## Problem
Retype each record below word for word. Leave the pictures out.

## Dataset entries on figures
— Begin —

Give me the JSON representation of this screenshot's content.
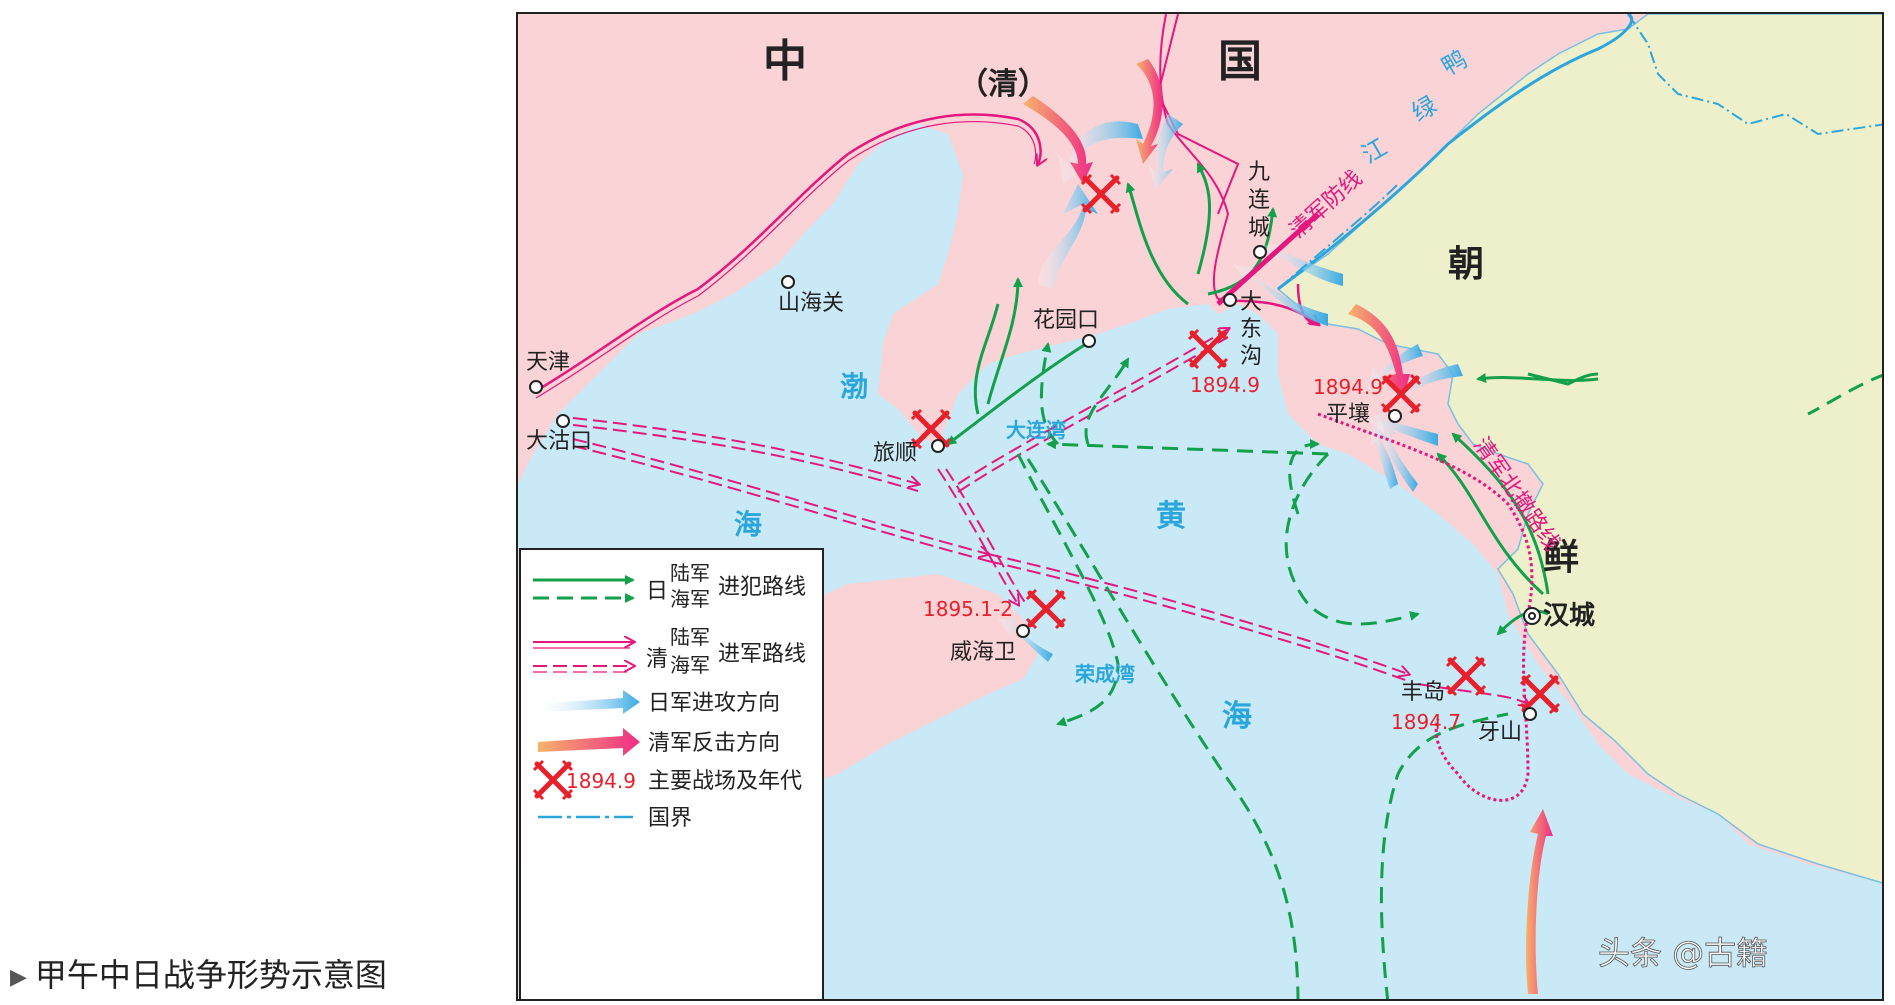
{
  "caption": "甲午中日战争形势示意图",
  "caption_marker": "▶",
  "regions": {
    "china_zhong": "中",
    "china_guo": "国",
    "qing": "（清）",
    "korea_chao": "朝",
    "korea_xian": "鲜"
  },
  "seas": {
    "bohai_1": "渤",
    "bohai_2": "海",
    "huanghai_1": "黄",
    "huanghai_2": "海"
  },
  "river": [
    "鸭",
    "绿",
    "江"
  ],
  "defense_line": "清军防线",
  "north_route": "清军北撤路线",
  "bays": {
    "dalian": "大连湾",
    "rongcheng": "荣成湾"
  },
  "places": {
    "tianjin": "天津",
    "dagukou": "大沽口",
    "shanhaiguan": "山海关",
    "huayuankou": "花园口",
    "lushun": "旅顺",
    "jiuliancheng": [
      "九",
      "连",
      "城"
    ],
    "dadonggou": [
      "大",
      "东",
      "沟"
    ],
    "pingrang": "平壤",
    "hancheng": "汉城",
    "fengdao": "丰岛",
    "yashan": "牙山",
    "weihaiwei": "威海卫"
  },
  "battle_dates": {
    "dadonggou": "1894.9",
    "pingrang": "1894.9",
    "weihaiwei": "1895.1-2",
    "fengdao": "1894.7"
  },
  "legend": {
    "japan_char": "日",
    "qing_char": "清",
    "army": "陆军",
    "navy": "海军",
    "japan_route": "进犯路线",
    "qing_route": "进军路线",
    "japan_attack": "日军进攻方向",
    "qing_counter": "清军反击方向",
    "battle_date": "1894.9",
    "battle_label": "主要战场及年代",
    "border": "国界"
  },
  "watermark": "头条 @古籍",
  "colors": {
    "china": "#f9d3d6",
    "korea": "#eef0cc",
    "sea": "#c9e9f6",
    "japan_route": "#12a04a",
    "qing_route": "#e5177e",
    "attack": "#3aa9e3",
    "battle": "#e8202c",
    "border": "#2aa6dc"
  }
}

— End —

## Output for this task
Give me the JSON representation of this screenshot's content.
{
  "caption": "甲午中日战争形势示意图",
  "caption_marker": "▶",
  "regions": {
    "china_zhong": "中",
    "china_guo": "国",
    "qing": "（清）",
    "korea_chao": "朝",
    "korea_xian": "鲜"
  },
  "seas": {
    "bohai_1": "渤",
    "bohai_2": "海",
    "huanghai_1": "黄",
    "huanghai_2": "海"
  },
  "river": [
    "鸭",
    "绿",
    "江"
  ],
  "defense_line": "清军防线",
  "north_route": "清军北撤路线",
  "bays": {
    "dalian": "大连湾",
    "rongcheng": "荣成湾"
  },
  "places": {
    "tianjin": "天津",
    "dagukou": "大沽口",
    "shanhaiguan": "山海关",
    "huayuankou": "花园口",
    "lushun": "旅顺",
    "jiuliancheng": [
      "九",
      "连",
      "城"
    ],
    "dadonggou": [
      "大",
      "东",
      "沟"
    ],
    "pingrang": "平壤",
    "hancheng": "汉城",
    "fengdao": "丰岛",
    "yashan": "牙山",
    "weihaiwei": "威海卫"
  },
  "battle_dates": {
    "dadonggou": "1894.9",
    "pingrang": "1894.9",
    "weihaiwei": "1895.1-2",
    "fengdao": "1894.7"
  },
  "legend": {
    "japan_char": "日",
    "qing_char": "清",
    "army": "陆军",
    "navy": "海军",
    "japan_route": "进犯路线",
    "qing_route": "进军路线",
    "japan_attack": "日军进攻方向",
    "qing_counter": "清军反击方向",
    "battle_date": "1894.9",
    "battle_label": "主要战场及年代",
    "border": "国界"
  },
  "watermark": "头条 @古籍",
  "colors": {
    "china": "#f9d3d6",
    "korea": "#eef0cc",
    "sea": "#c9e9f6",
    "japan_route": "#12a04a",
    "qing_route": "#e5177e",
    "attack": "#3aa9e3",
    "battle": "#e8202c",
    "border": "#2aa6dc"
  }
}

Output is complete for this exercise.